## Problem to work on
Copy out every record below with complete accuracy.

── Supplied material

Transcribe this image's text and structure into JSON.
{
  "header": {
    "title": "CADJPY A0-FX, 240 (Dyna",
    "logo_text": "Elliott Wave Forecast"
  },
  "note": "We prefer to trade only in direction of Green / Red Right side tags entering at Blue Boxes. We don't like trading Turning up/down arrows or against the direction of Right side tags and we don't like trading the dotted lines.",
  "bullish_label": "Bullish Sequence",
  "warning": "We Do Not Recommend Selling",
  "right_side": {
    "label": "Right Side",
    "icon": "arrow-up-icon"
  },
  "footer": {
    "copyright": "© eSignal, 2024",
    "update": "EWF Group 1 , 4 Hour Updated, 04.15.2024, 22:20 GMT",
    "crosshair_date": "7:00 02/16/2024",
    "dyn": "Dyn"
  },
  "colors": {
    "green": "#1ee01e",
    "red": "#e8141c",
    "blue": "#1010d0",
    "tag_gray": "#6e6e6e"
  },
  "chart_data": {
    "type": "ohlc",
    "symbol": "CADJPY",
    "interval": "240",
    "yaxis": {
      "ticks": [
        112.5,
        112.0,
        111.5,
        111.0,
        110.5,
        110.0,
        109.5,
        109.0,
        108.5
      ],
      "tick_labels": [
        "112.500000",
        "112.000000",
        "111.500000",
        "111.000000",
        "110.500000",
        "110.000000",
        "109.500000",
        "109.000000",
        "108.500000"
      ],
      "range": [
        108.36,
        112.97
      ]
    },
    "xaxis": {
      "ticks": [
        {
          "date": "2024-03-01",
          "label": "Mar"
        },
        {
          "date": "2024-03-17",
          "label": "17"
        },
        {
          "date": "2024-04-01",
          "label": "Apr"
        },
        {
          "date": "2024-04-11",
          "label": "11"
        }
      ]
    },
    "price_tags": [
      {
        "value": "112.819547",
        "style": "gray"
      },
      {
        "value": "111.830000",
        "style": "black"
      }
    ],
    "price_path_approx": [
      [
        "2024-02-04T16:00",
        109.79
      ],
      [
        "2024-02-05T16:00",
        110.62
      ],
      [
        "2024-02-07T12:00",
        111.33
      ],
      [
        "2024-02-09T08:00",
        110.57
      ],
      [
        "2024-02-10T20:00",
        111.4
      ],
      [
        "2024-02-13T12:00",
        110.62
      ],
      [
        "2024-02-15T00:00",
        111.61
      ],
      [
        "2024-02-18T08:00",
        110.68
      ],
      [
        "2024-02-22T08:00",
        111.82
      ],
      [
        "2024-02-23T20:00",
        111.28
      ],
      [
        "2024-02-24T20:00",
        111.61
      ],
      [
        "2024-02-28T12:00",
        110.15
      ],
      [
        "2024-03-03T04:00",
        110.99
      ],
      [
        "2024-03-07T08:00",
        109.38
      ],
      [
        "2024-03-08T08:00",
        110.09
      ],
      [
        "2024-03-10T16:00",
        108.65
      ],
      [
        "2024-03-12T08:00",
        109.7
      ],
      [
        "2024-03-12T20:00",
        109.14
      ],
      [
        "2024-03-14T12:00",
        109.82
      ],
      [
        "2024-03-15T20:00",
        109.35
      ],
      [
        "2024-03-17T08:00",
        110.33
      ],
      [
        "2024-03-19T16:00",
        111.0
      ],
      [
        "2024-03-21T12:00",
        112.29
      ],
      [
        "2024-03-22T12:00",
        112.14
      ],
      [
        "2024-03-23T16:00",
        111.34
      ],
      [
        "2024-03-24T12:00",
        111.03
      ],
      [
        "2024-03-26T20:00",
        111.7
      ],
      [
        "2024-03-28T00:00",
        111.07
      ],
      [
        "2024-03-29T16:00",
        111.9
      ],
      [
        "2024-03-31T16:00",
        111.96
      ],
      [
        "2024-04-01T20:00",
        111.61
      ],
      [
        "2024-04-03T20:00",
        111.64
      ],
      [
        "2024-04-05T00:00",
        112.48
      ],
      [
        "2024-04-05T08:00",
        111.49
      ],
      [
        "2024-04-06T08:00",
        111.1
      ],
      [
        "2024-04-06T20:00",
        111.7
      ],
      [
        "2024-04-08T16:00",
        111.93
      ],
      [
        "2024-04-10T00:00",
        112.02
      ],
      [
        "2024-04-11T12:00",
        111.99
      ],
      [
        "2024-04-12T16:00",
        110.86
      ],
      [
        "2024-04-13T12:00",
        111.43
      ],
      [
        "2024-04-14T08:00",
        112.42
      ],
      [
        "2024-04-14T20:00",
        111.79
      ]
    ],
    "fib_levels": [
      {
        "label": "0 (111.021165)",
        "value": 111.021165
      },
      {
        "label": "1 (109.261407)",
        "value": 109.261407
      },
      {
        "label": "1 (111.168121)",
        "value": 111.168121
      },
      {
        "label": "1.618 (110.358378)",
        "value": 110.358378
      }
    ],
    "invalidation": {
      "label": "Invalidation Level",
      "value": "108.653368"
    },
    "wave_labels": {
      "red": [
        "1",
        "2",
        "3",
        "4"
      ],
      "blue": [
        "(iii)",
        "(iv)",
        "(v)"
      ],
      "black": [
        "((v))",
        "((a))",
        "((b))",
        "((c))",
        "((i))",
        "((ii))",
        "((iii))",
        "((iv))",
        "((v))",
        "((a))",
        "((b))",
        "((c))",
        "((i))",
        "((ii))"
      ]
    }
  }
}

────

## Written solution
Transcribe this image's text and structure into JSON.
{
  "header": {
    "title": "CADJPY A0-FX, 240 (Dyna",
    "logo_text": "Elliott Wave Forecast"
  },
  "note": "We prefer to trade only in direction of Green / Red Right side tags entering at Blue Boxes. We don't like trading Turning up/down arrows or against the direction of Right side tags and we don't like trading the dotted lines.",
  "bullish_label": "Bullish Sequence",
  "warning": "We Do Not Recommend Selling",
  "right_side": {
    "label": "Right Side",
    "icon": "arrow-up-icon"
  },
  "footer": {
    "copyright": "© eSignal, 2024",
    "update": "EWF Group 1 , 4 Hour Updated, 04.15.2024, 22:20 GMT",
    "crosshair_date": "7:00 02/16/2024",
    "dyn": "Dyn"
  },
  "colors": {
    "green": "#1ee01e",
    "red": "#e8141c",
    "blue": "#1010d0",
    "tag_gray": "#6e6e6e"
  },
  "chart_data": {
    "type": "ohlc",
    "symbol": "CADJPY",
    "interval": "240",
    "yaxis": {
      "ticks": [
        112.5,
        112.0,
        111.5,
        111.0,
        110.5,
        110.0,
        109.5,
        109.0,
        108.5
      ],
      "tick_labels": [
        "112.500000",
        "112.000000",
        "111.500000",
        "111.000000",
        "110.500000",
        "110.000000",
        "109.500000",
        "109.000000",
        "108.500000"
      ],
      "range": [
        108.36,
        112.97
      ]
    },
    "xaxis": {
      "ticks": [
        {
          "date": "2024-03-01",
          "label": "Mar"
        },
        {
          "date": "2024-03-17",
          "label": "17"
        },
        {
          "date": "2024-04-01",
          "label": "Apr"
        },
        {
          "date": "2024-04-11",
          "label": "11"
        }
      ]
    },
    "price_tags": [
      {
        "value": "112.819547",
        "style": "gray"
      },
      {
        "value": "111.830000",
        "style": "black"
      }
    ],
    "price_path_approx": [
      [
        "2024-02-04T16:00",
        109.79
      ],
      [
        "2024-02-05T16:00",
        110.62
      ],
      [
        "2024-02-07T12:00",
        111.33
      ],
      [
        "2024-02-09T08:00",
        110.57
      ],
      [
        "2024-02-10T20:00",
        111.4
      ],
      [
        "2024-02-13T12:00",
        110.62
      ],
      [
        "2024-02-15T00:00",
        111.61
      ],
      [
        "2024-02-18T08:00",
        110.68
      ],
      [
        "2024-02-22T08:00",
        111.82
      ],
      [
        "2024-02-23T20:00",
        111.28
      ],
      [
        "2024-02-24T20:00",
        111.61
      ],
      [
        "2024-02-28T12:00",
        110.15
      ],
      [
        "2024-03-03T04:00",
        110.99
      ],
      [
        "2024-03-07T08:00",
        109.38
      ],
      [
        "2024-03-08T08:00",
        110.09
      ],
      [
        "2024-03-10T16:00",
        108.65
      ],
      [
        "2024-03-12T08:00",
        109.7
      ],
      [
        "2024-03-12T20:00",
        109.14
      ],
      [
        "2024-03-14T12:00",
        109.82
      ],
      [
        "2024-03-15T20:00",
        109.35
      ],
      [
        "2024-03-17T08:00",
        110.33
      ],
      [
        "2024-03-19T16:00",
        111.0
      ],
      [
        "2024-03-21T12:00",
        112.29
      ],
      [
        "2024-03-22T12:00",
        112.14
      ],
      [
        "2024-03-23T16:00",
        111.34
      ],
      [
        "2024-03-24T12:00",
        111.03
      ],
      [
        "2024-03-26T20:00",
        111.7
      ],
      [
        "2024-03-28T00:00",
        111.07
      ],
      [
        "2024-03-29T16:00",
        111.9
      ],
      [
        "2024-03-31T16:00",
        111.96
      ],
      [
        "2024-04-01T20:00",
        111.61
      ],
      [
        "2024-04-03T20:00",
        111.64
      ],
      [
        "2024-04-05T00:00",
        112.48
      ],
      [
        "2024-04-05T08:00",
        111.49
      ],
      [
        "2024-04-06T08:00",
        111.1
      ],
      [
        "2024-04-06T20:00",
        111.7
      ],
      [
        "2024-04-08T16:00",
        111.93
      ],
      [
        "2024-04-10T00:00",
        112.02
      ],
      [
        "2024-04-11T12:00",
        111.99
      ],
      [
        "2024-04-12T16:00",
        110.86
      ],
      [
        "2024-04-13T12:00",
        111.43
      ],
      [
        "2024-04-14T08:00",
        112.42
      ],
      [
        "2024-04-14T20:00",
        111.79
      ]
    ],
    "fib_levels": [
      {
        "label": "0 (111.021165)",
        "value": 111.021165
      },
      {
        "label": "1 (109.261407)",
        "value": 109.261407
      },
      {
        "label": "1 (111.168121)",
        "value": 111.168121
      },
      {
        "label": "1.618 (110.358378)",
        "value": 110.358378
      }
    ],
    "invalidation": {
      "label": "Invalidation Level",
      "value": "108.653368"
    },
    "wave_labels": {
      "red": [
        "1",
        "2",
        "3",
        "4"
      ],
      "blue": [
        "(iii)",
        "(iv)",
        "(v)"
      ],
      "black": [
        "((v))",
        "((a))",
        "((b))",
        "((c))",
        "((i))",
        "((ii))",
        "((iii))",
        "((iv))",
        "((v))",
        "((a))",
        "((b))",
        "((c))",
        "((i))",
        "((ii))"
      ]
    }
  }
}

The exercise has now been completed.